Exercise goal: Keep the wording of each record exactly the same when you repeat it, and leave out pictures.

Stored data
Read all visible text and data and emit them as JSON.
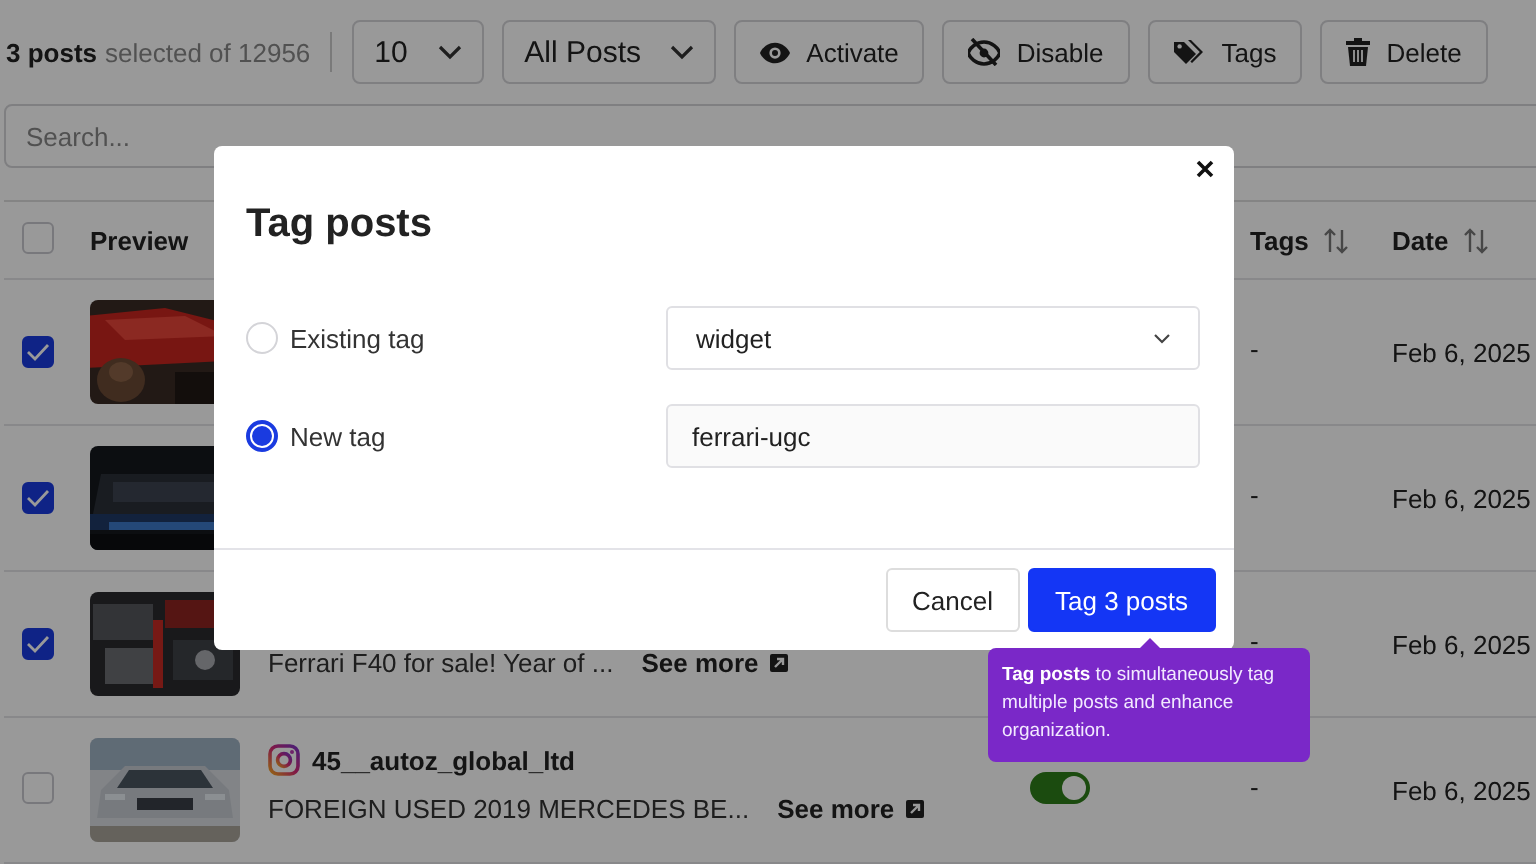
{
  "toolbar": {
    "selection_count": "3 posts",
    "selection_note": "selected of 12956",
    "page_size": "10",
    "filter": "All Posts",
    "actions": [
      {
        "label": "Activate",
        "kind": "eye"
      },
      {
        "label": "Disable",
        "kind": "eye-off"
      },
      {
        "label": "Tags",
        "kind": "tag"
      },
      {
        "label": "Delete",
        "kind": "trash"
      }
    ]
  },
  "search": {
    "placeholder": "Search..."
  },
  "table": {
    "header_checked": false,
    "columns": [
      {
        "label": "Preview",
        "sortable": false
      },
      {
        "label": "Tags",
        "sortable": true
      },
      {
        "label": "Date",
        "sortable": true
      }
    ],
    "rows": [
      {
        "checked": true,
        "tags": "-",
        "date": "Feb 6, 2025"
      },
      {
        "checked": true,
        "tags": "-",
        "date": "Feb 6, 2025"
      },
      {
        "checked": true,
        "caption": "Ferrari F40 for sale! Year of ...",
        "see_more": "See more",
        "tags": "-",
        "date": "Feb 6, 2025"
      },
      {
        "checked": false,
        "account": "45__autoz_global_ltd",
        "caption": "FOREIGN USED 2019 MERCEDES BE...",
        "see_more": "See more",
        "active": true,
        "tags": "-",
        "date": "Feb 6, 2025"
      }
    ]
  },
  "modal": {
    "title": "Tag posts",
    "options": [
      {
        "label": "Existing tag",
        "selected": false,
        "kind": "select",
        "value": "widget"
      },
      {
        "label": "New tag",
        "selected": true,
        "kind": "text",
        "value": "ferrari-ugc"
      }
    ],
    "buttons": [
      {
        "label": "Cancel",
        "kind": "secondary"
      },
      {
        "label": "Tag 3 posts",
        "kind": "primary"
      }
    ]
  },
  "tooltip": {
    "text": "**Tag posts** to simultaneously tag multiple posts and enhance organization."
  }
}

Solution for this exercise:
Read all visible text and data and emit them as JSON.
{
  "toolbar": {
    "selection_count": "3 posts",
    "selection_note": "selected of 12956",
    "page_size": "10",
    "filter": "All Posts",
    "actions": [
      {
        "label": "Activate",
        "kind": "eye"
      },
      {
        "label": "Disable",
        "kind": "eye-off"
      },
      {
        "label": "Tags",
        "kind": "tag"
      },
      {
        "label": "Delete",
        "kind": "trash"
      }
    ]
  },
  "search": {
    "placeholder": "Search..."
  },
  "table": {
    "header_checked": false,
    "columns": [
      {
        "label": "Preview",
        "sortable": false
      },
      {
        "label": "Tags",
        "sortable": true
      },
      {
        "label": "Date",
        "sortable": true
      }
    ],
    "rows": [
      {
        "checked": true,
        "tags": "-",
        "date": "Feb 6, 2025"
      },
      {
        "checked": true,
        "tags": "-",
        "date": "Feb 6, 2025"
      },
      {
        "checked": true,
        "caption": "Ferrari F40 for sale! Year of ...",
        "see_more": "See more",
        "tags": "-",
        "date": "Feb 6, 2025"
      },
      {
        "checked": false,
        "account": "45__autoz_global_ltd",
        "caption": "FOREIGN USED 2019 MERCEDES BE...",
        "see_more": "See more",
        "active": true,
        "tags": "-",
        "date": "Feb 6, 2025"
      }
    ]
  },
  "modal": {
    "title": "Tag posts",
    "options": [
      {
        "label": "Existing tag",
        "selected": false,
        "kind": "select",
        "value": "widget"
      },
      {
        "label": "New tag",
        "selected": true,
        "kind": "text",
        "value": "ferrari-ugc"
      }
    ],
    "buttons": [
      {
        "label": "Cancel",
        "kind": "secondary"
      },
      {
        "label": "Tag 3 posts",
        "kind": "primary"
      }
    ]
  },
  "tooltip": {
    "text": "**Tag posts** to simultaneously tag multiple posts and enhance organization."
  }
}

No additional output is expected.